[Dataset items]
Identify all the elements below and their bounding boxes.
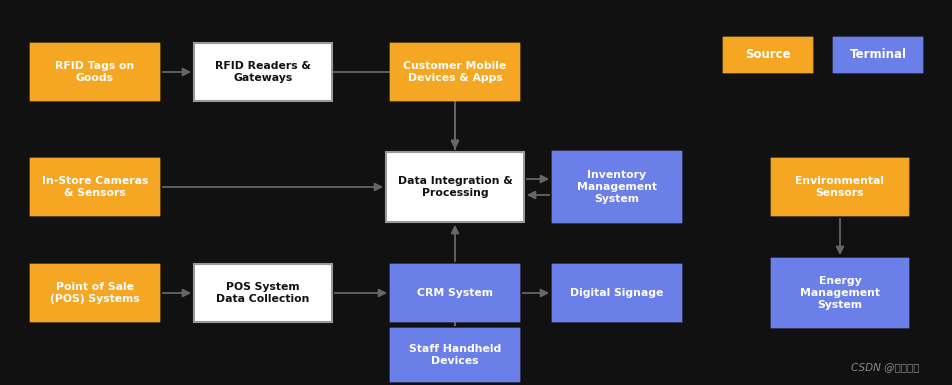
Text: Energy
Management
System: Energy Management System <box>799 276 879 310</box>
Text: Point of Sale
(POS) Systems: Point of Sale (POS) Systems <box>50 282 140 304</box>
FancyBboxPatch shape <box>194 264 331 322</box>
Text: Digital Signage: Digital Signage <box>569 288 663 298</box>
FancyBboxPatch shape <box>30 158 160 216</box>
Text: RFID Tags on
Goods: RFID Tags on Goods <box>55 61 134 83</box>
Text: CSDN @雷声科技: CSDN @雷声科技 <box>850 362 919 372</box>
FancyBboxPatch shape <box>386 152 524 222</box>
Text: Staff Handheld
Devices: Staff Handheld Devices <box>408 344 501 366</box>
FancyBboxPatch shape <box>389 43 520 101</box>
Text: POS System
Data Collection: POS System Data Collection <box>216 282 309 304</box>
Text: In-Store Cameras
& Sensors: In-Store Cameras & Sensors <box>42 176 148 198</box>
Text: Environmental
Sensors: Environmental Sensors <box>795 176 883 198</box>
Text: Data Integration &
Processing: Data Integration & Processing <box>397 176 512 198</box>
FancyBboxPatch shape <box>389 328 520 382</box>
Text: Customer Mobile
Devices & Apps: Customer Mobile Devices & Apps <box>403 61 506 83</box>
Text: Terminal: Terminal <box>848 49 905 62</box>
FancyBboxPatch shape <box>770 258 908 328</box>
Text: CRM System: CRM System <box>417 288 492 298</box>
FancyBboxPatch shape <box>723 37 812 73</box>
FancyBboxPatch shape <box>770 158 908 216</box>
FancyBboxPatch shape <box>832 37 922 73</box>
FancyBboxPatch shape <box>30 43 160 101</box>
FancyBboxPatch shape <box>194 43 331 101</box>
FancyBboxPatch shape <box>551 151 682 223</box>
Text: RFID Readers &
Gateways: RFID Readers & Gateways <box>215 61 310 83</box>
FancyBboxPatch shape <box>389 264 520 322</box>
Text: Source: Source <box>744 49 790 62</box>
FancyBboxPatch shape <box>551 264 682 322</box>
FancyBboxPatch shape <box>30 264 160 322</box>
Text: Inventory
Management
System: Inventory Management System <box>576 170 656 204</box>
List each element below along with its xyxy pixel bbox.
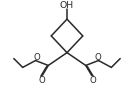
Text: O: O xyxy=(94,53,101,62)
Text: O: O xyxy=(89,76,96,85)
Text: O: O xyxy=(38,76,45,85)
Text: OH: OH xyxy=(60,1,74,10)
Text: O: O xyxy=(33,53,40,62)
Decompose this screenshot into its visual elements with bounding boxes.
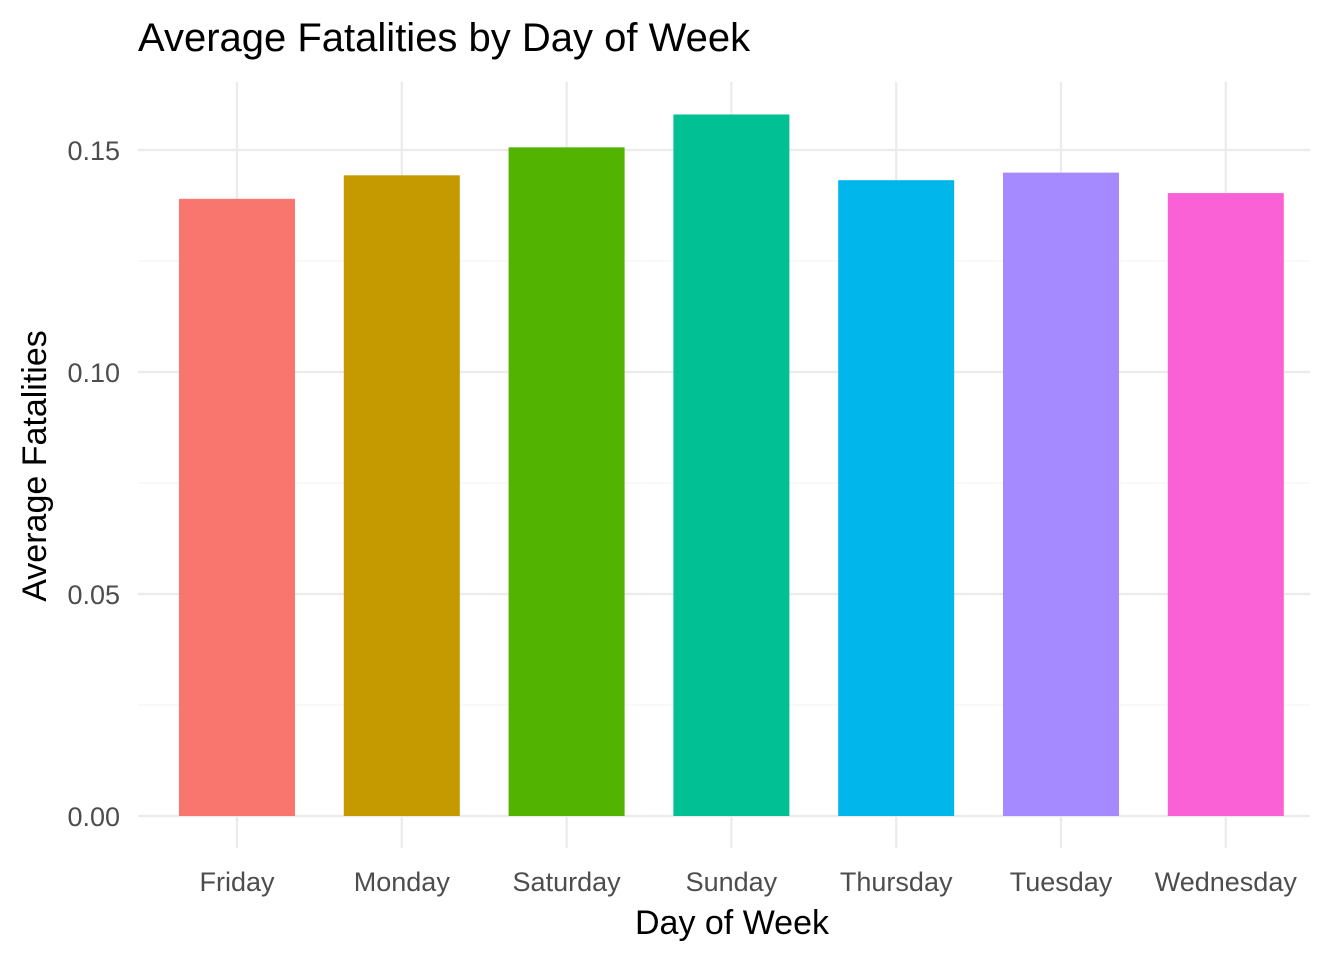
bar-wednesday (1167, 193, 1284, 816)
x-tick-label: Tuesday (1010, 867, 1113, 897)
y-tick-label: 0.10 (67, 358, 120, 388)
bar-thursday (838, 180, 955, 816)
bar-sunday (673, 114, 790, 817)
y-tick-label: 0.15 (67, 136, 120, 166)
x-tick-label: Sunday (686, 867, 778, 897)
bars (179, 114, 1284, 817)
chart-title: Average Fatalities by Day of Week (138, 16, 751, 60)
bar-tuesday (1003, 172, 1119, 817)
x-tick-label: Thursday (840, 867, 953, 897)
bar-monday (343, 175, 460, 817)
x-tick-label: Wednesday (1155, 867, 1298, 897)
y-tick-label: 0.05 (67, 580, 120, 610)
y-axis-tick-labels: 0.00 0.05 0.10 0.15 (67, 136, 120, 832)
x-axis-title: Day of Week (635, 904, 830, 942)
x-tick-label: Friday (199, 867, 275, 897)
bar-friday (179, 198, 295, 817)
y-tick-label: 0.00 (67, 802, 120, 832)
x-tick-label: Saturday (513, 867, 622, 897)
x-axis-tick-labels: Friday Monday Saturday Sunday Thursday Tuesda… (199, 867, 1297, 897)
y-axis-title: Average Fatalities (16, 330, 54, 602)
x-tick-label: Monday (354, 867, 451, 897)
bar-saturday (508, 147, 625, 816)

---

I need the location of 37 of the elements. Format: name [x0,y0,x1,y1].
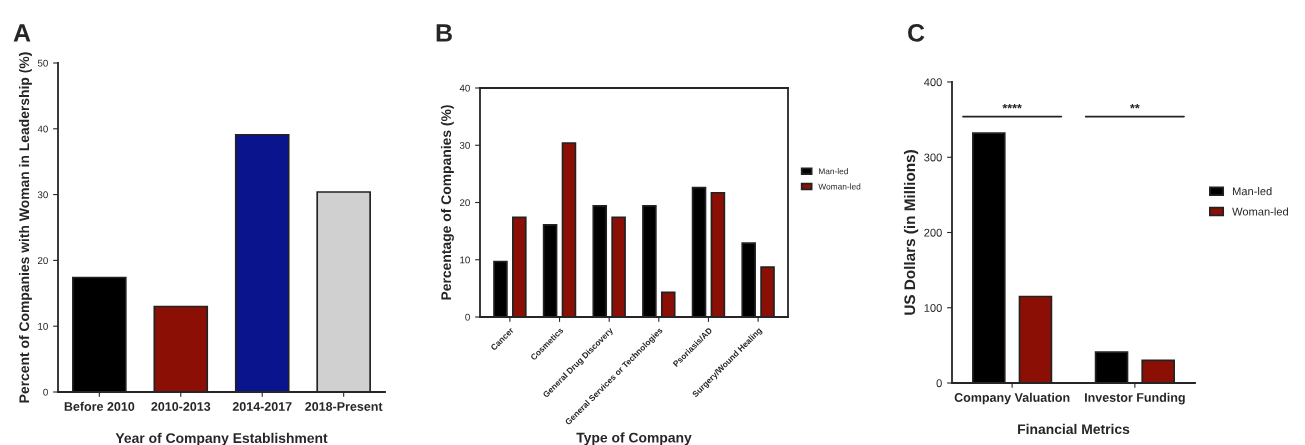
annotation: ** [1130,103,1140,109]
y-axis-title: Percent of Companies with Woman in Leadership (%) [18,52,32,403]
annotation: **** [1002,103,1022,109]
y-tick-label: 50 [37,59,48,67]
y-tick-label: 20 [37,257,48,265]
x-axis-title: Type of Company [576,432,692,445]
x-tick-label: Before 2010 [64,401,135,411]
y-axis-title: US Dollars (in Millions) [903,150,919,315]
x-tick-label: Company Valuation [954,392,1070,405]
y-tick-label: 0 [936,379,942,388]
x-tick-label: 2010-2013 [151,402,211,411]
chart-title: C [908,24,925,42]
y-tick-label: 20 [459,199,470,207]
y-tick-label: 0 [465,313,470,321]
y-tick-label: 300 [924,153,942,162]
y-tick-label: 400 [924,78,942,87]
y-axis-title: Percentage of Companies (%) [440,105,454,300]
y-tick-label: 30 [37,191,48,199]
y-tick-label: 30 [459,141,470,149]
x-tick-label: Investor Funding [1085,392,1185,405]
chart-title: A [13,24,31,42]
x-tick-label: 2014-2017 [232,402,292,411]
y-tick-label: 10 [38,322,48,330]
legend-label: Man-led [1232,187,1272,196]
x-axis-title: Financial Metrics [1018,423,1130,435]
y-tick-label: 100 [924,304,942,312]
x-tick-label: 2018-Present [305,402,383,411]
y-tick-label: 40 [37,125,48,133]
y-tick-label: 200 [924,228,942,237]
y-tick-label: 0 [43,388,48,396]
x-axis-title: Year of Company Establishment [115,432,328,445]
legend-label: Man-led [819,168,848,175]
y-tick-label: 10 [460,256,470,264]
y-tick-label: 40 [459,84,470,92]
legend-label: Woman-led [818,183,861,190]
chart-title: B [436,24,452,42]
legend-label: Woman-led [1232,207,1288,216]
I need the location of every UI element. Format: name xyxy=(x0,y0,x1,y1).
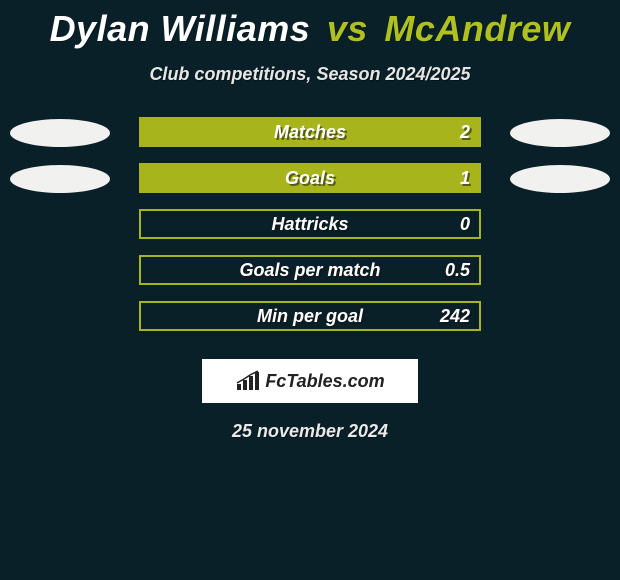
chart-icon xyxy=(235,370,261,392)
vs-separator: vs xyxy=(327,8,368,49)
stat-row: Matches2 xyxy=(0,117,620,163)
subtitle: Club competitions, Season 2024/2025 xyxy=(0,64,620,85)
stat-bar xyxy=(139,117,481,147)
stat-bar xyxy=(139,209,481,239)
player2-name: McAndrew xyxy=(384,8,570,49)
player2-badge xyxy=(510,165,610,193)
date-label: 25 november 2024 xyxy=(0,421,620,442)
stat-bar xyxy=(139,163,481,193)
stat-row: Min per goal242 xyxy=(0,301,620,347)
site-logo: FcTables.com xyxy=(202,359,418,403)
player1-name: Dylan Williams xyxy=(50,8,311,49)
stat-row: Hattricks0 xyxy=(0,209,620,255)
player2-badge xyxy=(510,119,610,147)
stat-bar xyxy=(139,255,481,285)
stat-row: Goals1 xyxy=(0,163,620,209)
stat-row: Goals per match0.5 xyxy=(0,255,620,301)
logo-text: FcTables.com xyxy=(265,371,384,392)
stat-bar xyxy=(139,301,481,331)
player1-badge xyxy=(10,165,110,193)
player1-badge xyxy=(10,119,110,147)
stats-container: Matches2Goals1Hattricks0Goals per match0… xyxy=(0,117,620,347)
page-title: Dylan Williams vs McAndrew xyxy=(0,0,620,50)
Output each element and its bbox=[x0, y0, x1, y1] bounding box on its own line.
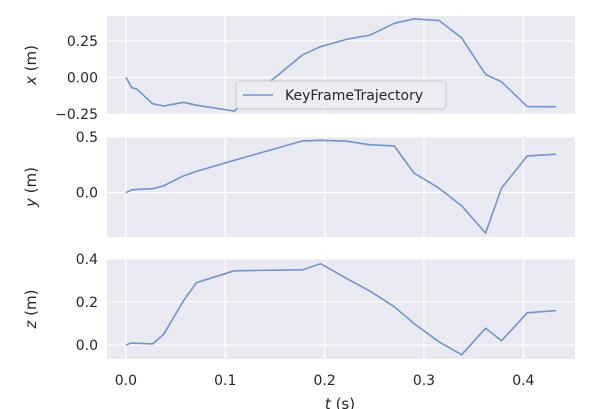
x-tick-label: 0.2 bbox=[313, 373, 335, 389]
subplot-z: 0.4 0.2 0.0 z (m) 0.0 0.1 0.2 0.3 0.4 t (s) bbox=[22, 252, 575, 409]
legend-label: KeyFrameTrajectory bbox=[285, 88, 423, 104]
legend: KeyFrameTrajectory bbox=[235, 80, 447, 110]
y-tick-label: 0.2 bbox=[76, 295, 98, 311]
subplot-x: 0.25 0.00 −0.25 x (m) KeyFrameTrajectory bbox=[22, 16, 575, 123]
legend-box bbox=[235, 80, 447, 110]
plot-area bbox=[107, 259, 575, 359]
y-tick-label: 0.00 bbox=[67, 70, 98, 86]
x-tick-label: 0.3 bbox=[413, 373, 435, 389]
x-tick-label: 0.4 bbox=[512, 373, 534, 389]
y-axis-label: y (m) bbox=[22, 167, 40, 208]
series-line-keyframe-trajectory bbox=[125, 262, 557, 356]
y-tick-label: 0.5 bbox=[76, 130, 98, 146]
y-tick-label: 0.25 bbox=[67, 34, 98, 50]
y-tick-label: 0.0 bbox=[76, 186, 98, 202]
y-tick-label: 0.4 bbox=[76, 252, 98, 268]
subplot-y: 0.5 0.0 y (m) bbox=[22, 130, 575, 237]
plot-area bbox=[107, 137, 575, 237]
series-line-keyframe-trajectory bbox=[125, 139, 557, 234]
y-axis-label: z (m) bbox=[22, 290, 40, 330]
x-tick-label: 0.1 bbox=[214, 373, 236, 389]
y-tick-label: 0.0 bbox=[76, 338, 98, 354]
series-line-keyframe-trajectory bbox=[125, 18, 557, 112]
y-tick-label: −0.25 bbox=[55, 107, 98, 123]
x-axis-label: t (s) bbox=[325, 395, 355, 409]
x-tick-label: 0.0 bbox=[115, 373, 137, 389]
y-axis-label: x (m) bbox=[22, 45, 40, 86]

▶ _Problem to solve_
Copy the lines of data above verbatim, everything from the line containing "Text: Energy" down to the line containing "Gateways: RFID Readers", both included.

▶ _Output for this task_
Text: Energy
Management
System: Energy Management System <box>799 276 879 310</box>
Text: Point of Sale
(POS) Systems: Point of Sale (POS) Systems <box>50 282 140 304</box>
FancyBboxPatch shape <box>194 264 331 322</box>
Text: Digital Signage: Digital Signage <box>569 288 663 298</box>
FancyBboxPatch shape <box>30 158 160 216</box>
Text: RFID Tags on
Goods: RFID Tags on Goods <box>55 61 134 83</box>
Text: CSDN @雷声科技: CSDN @雷声科技 <box>850 362 919 372</box>
FancyBboxPatch shape <box>386 152 524 222</box>
Text: Staff Handheld
Devices: Staff Handheld Devices <box>408 344 501 366</box>
FancyBboxPatch shape <box>389 43 520 101</box>
Text: POS System
Data Collection: POS System Data Collection <box>216 282 309 304</box>
Text: In-Store Cameras
& Sensors: In-Store Cameras & Sensors <box>42 176 148 198</box>
Text: Environmental
Sensors: Environmental Sensors <box>795 176 883 198</box>
Text: Data Integration &
Processing: Data Integration & Processing <box>397 176 512 198</box>
FancyBboxPatch shape <box>389 328 520 382</box>
Text: Customer Mobile
Devices & Apps: Customer Mobile Devices & Apps <box>403 61 506 83</box>
Text: Terminal: Terminal <box>848 49 905 62</box>
FancyBboxPatch shape <box>770 258 908 328</box>
Text: CRM System: CRM System <box>417 288 492 298</box>
FancyBboxPatch shape <box>723 37 812 73</box>
FancyBboxPatch shape <box>770 158 908 216</box>
FancyBboxPatch shape <box>832 37 922 73</box>
FancyBboxPatch shape <box>30 43 160 101</box>
FancyBboxPatch shape <box>194 43 331 101</box>
FancyBboxPatch shape <box>551 151 682 223</box>
Text: RFID Readers &
Gateways: RFID Readers & Gateways <box>215 61 310 83</box>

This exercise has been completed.